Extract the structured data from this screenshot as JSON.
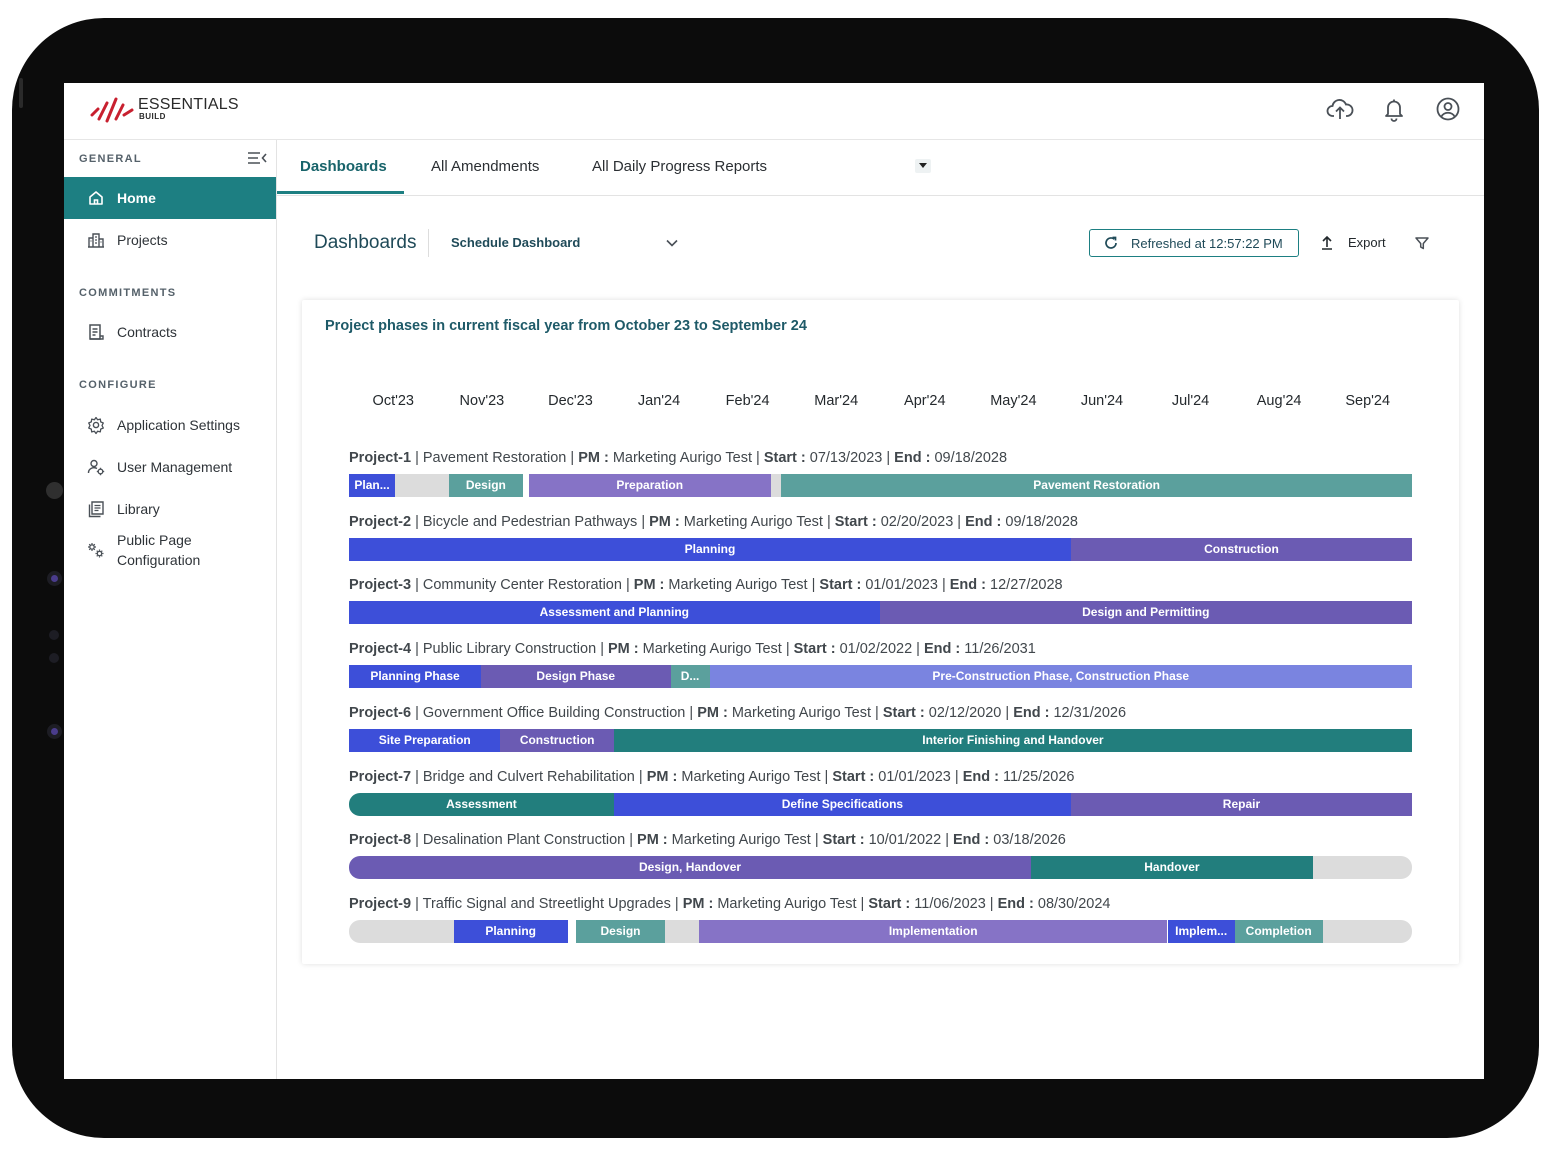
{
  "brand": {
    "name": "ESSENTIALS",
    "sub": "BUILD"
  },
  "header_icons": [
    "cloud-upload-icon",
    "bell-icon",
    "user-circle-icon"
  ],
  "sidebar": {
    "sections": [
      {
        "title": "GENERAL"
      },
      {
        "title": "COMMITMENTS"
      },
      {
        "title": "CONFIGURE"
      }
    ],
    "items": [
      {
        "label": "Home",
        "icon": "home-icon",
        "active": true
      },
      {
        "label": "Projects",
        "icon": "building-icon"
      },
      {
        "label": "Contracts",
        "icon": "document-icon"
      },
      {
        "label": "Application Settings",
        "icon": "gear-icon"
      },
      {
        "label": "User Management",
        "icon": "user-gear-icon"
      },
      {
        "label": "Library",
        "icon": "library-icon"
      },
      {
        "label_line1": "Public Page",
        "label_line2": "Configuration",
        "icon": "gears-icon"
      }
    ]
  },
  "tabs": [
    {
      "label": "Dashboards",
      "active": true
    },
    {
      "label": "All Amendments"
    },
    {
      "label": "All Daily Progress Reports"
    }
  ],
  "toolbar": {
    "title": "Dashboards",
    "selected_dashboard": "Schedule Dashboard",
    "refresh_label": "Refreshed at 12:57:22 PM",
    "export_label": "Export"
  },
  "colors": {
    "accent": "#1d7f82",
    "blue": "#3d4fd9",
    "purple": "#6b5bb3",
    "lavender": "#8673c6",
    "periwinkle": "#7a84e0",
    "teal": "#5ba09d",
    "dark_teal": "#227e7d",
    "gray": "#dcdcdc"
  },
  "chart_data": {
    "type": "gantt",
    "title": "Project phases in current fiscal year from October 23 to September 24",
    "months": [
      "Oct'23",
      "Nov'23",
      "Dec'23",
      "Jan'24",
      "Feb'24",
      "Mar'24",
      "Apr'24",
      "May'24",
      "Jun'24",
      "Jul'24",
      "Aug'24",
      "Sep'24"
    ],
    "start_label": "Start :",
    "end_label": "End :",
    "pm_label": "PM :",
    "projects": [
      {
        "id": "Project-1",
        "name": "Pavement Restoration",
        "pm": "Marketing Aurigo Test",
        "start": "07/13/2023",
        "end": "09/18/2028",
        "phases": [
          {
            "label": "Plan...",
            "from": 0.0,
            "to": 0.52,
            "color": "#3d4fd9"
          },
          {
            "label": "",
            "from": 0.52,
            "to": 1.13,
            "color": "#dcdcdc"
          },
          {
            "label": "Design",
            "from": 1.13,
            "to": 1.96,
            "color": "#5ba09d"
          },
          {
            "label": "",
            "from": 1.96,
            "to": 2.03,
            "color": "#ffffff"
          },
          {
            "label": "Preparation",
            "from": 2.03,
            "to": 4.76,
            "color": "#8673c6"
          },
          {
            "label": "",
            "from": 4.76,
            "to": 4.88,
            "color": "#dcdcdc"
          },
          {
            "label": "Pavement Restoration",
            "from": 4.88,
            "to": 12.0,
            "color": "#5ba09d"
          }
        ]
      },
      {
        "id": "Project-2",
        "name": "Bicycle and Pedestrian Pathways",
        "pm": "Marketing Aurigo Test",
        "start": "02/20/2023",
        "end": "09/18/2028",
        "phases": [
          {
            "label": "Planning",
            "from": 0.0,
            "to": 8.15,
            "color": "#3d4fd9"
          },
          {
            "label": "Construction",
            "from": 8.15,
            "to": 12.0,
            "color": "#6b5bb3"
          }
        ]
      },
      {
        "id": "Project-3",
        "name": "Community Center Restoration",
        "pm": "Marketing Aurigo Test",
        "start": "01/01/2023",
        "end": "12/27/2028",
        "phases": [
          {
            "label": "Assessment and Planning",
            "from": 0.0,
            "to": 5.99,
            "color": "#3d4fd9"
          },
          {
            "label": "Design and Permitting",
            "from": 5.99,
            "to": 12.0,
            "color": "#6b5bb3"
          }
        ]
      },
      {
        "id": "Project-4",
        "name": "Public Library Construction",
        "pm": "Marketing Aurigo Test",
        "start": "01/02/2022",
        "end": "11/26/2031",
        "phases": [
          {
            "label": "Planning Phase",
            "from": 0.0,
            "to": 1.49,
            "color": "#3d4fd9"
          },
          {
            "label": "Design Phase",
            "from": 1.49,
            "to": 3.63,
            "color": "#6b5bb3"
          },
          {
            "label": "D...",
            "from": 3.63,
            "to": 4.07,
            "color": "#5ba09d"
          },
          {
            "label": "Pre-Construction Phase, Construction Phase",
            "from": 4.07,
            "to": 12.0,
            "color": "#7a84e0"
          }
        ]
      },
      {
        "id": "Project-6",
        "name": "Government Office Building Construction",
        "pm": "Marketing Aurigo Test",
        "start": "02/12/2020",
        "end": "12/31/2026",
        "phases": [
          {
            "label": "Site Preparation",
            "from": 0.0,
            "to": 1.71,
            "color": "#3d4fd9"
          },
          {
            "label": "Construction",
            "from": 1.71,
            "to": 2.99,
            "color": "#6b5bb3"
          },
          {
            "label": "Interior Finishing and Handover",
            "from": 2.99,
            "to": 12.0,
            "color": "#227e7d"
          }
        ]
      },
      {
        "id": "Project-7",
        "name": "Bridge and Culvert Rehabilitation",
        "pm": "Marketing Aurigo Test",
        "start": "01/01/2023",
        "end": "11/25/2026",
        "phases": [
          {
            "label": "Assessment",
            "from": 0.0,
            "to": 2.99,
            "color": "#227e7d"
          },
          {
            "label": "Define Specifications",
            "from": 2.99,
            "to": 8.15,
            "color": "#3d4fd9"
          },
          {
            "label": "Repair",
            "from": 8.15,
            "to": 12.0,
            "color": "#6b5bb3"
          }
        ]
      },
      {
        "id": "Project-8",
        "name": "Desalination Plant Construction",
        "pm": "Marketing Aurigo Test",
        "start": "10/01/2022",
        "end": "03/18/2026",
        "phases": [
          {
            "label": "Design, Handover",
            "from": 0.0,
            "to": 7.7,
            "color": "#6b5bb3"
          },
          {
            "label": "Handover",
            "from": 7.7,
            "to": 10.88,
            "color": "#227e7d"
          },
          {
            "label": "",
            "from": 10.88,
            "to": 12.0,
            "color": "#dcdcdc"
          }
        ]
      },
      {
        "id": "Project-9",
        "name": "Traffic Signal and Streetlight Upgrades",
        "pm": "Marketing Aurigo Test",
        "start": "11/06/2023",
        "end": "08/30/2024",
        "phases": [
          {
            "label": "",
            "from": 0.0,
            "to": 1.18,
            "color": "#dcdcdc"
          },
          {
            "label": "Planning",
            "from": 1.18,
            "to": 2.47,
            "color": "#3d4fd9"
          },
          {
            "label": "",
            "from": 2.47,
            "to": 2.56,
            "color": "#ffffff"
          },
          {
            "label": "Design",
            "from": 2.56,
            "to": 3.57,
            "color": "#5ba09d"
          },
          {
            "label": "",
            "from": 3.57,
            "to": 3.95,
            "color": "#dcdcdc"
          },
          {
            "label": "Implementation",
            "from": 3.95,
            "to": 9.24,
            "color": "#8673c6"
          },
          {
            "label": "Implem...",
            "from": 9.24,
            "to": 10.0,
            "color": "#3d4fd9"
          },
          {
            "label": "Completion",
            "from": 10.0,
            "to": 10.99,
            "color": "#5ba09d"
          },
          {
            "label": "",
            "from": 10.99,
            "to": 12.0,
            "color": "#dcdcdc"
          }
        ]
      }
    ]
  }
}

**GOAL OF THE EXERCISE:** Write every record out again exactly; no pictures belong in the copy.

**TASK RESULT:**
Extract the structured data from this screenshot as JSON.
{
  "brand": {
    "name": "ESSENTIALS",
    "sub": "BUILD"
  },
  "header_icons": [
    "cloud-upload-icon",
    "bell-icon",
    "user-circle-icon"
  ],
  "sidebar": {
    "sections": [
      {
        "title": "GENERAL"
      },
      {
        "title": "COMMITMENTS"
      },
      {
        "title": "CONFIGURE"
      }
    ],
    "items": [
      {
        "label": "Home",
        "icon": "home-icon",
        "active": true
      },
      {
        "label": "Projects",
        "icon": "building-icon"
      },
      {
        "label": "Contracts",
        "icon": "document-icon"
      },
      {
        "label": "Application Settings",
        "icon": "gear-icon"
      },
      {
        "label": "User Management",
        "icon": "user-gear-icon"
      },
      {
        "label": "Library",
        "icon": "library-icon"
      },
      {
        "label_line1": "Public Page",
        "label_line2": "Configuration",
        "icon": "gears-icon"
      }
    ]
  },
  "tabs": [
    {
      "label": "Dashboards",
      "active": true
    },
    {
      "label": "All Amendments"
    },
    {
      "label": "All Daily Progress Reports"
    }
  ],
  "toolbar": {
    "title": "Dashboards",
    "selected_dashboard": "Schedule Dashboard",
    "refresh_label": "Refreshed at 12:57:22 PM",
    "export_label": "Export"
  },
  "colors": {
    "accent": "#1d7f82",
    "blue": "#3d4fd9",
    "purple": "#6b5bb3",
    "lavender": "#8673c6",
    "periwinkle": "#7a84e0",
    "teal": "#5ba09d",
    "dark_teal": "#227e7d",
    "gray": "#dcdcdc"
  },
  "chart_data": {
    "type": "gantt",
    "title": "Project phases in current fiscal year from October 23 to September 24",
    "months": [
      "Oct'23",
      "Nov'23",
      "Dec'23",
      "Jan'24",
      "Feb'24",
      "Mar'24",
      "Apr'24",
      "May'24",
      "Jun'24",
      "Jul'24",
      "Aug'24",
      "Sep'24"
    ],
    "start_label": "Start :",
    "end_label": "End :",
    "pm_label": "PM :",
    "projects": [
      {
        "id": "Project-1",
        "name": "Pavement Restoration",
        "pm": "Marketing Aurigo Test",
        "start": "07/13/2023",
        "end": "09/18/2028",
        "phases": [
          {
            "label": "Plan...",
            "from": 0.0,
            "to": 0.52,
            "color": "#3d4fd9"
          },
          {
            "label": "",
            "from": 0.52,
            "to": 1.13,
            "color": "#dcdcdc"
          },
          {
            "label": "Design",
            "from": 1.13,
            "to": 1.96,
            "color": "#5ba09d"
          },
          {
            "label": "",
            "from": 1.96,
            "to": 2.03,
            "color": "#ffffff"
          },
          {
            "label": "Preparation",
            "from": 2.03,
            "to": 4.76,
            "color": "#8673c6"
          },
          {
            "label": "",
            "from": 4.76,
            "to": 4.88,
            "color": "#dcdcdc"
          },
          {
            "label": "Pavement Restoration",
            "from": 4.88,
            "to": 12.0,
            "color": "#5ba09d"
          }
        ]
      },
      {
        "id": "Project-2",
        "name": "Bicycle and Pedestrian Pathways",
        "pm": "Marketing Aurigo Test",
        "start": "02/20/2023",
        "end": "09/18/2028",
        "phases": [
          {
            "label": "Planning",
            "from": 0.0,
            "to": 8.15,
            "color": "#3d4fd9"
          },
          {
            "label": "Construction",
            "from": 8.15,
            "to": 12.0,
            "color": "#6b5bb3"
          }
        ]
      },
      {
        "id": "Project-3",
        "name": "Community Center Restoration",
        "pm": "Marketing Aurigo Test",
        "start": "01/01/2023",
        "end": "12/27/2028",
        "phases": [
          {
            "label": "Assessment and Planning",
            "from": 0.0,
            "to": 5.99,
            "color": "#3d4fd9"
          },
          {
            "label": "Design and Permitting",
            "from": 5.99,
            "to": 12.0,
            "color": "#6b5bb3"
          }
        ]
      },
      {
        "id": "Project-4",
        "name": "Public Library Construction",
        "pm": "Marketing Aurigo Test",
        "start": "01/02/2022",
        "end": "11/26/2031",
        "phases": [
          {
            "label": "Planning Phase",
            "from": 0.0,
            "to": 1.49,
            "color": "#3d4fd9"
          },
          {
            "label": "Design Phase",
            "from": 1.49,
            "to": 3.63,
            "color": "#6b5bb3"
          },
          {
            "label": "D...",
            "from": 3.63,
            "to": 4.07,
            "color": "#5ba09d"
          },
          {
            "label": "Pre-Construction Phase, Construction Phase",
            "from": 4.07,
            "to": 12.0,
            "color": "#7a84e0"
          }
        ]
      },
      {
        "id": "Project-6",
        "name": "Government Office Building Construction",
        "pm": "Marketing Aurigo Test",
        "start": "02/12/2020",
        "end": "12/31/2026",
        "phases": [
          {
            "label": "Site Preparation",
            "from": 0.0,
            "to": 1.71,
            "color": "#3d4fd9"
          },
          {
            "label": "Construction",
            "from": 1.71,
            "to": 2.99,
            "color": "#6b5bb3"
          },
          {
            "label": "Interior Finishing and Handover",
            "from": 2.99,
            "to": 12.0,
            "color": "#227e7d"
          }
        ]
      },
      {
        "id": "Project-7",
        "name": "Bridge and Culvert Rehabilitation",
        "pm": "Marketing Aurigo Test",
        "start": "01/01/2023",
        "end": "11/25/2026",
        "phases": [
          {
            "label": "Assessment",
            "from": 0.0,
            "to": 2.99,
            "color": "#227e7d"
          },
          {
            "label": "Define Specifications",
            "from": 2.99,
            "to": 8.15,
            "color": "#3d4fd9"
          },
          {
            "label": "Repair",
            "from": 8.15,
            "to": 12.0,
            "color": "#6b5bb3"
          }
        ]
      },
      {
        "id": "Project-8",
        "name": "Desalination Plant Construction",
        "pm": "Marketing Aurigo Test",
        "start": "10/01/2022",
        "end": "03/18/2026",
        "phases": [
          {
            "label": "Design, Handover",
            "from": 0.0,
            "to": 7.7,
            "color": "#6b5bb3"
          },
          {
            "label": "Handover",
            "from": 7.7,
            "to": 10.88,
            "color": "#227e7d"
          },
          {
            "label": "",
            "from": 10.88,
            "to": 12.0,
            "color": "#dcdcdc"
          }
        ]
      },
      {
        "id": "Project-9",
        "name": "Traffic Signal and Streetlight Upgrades",
        "pm": "Marketing Aurigo Test",
        "start": "11/06/2023",
        "end": "08/30/2024",
        "phases": [
          {
            "label": "",
            "from": 0.0,
            "to": 1.18,
            "color": "#dcdcdc"
          },
          {
            "label": "Planning",
            "from": 1.18,
            "to": 2.47,
            "color": "#3d4fd9"
          },
          {
            "label": "",
            "from": 2.47,
            "to": 2.56,
            "color": "#ffffff"
          },
          {
            "label": "Design",
            "from": 2.56,
            "to": 3.57,
            "color": "#5ba09d"
          },
          {
            "label": "",
            "from": 3.57,
            "to": 3.95,
            "color": "#dcdcdc"
          },
          {
            "label": "Implementation",
            "from": 3.95,
            "to": 9.24,
            "color": "#8673c6"
          },
          {
            "label": "Implem...",
            "from": 9.24,
            "to": 10.0,
            "color": "#3d4fd9"
          },
          {
            "label": "Completion",
            "from": 10.0,
            "to": 10.99,
            "color": "#5ba09d"
          },
          {
            "label": "",
            "from": 10.99,
            "to": 12.0,
            "color": "#dcdcdc"
          }
        ]
      }
    ]
  }
}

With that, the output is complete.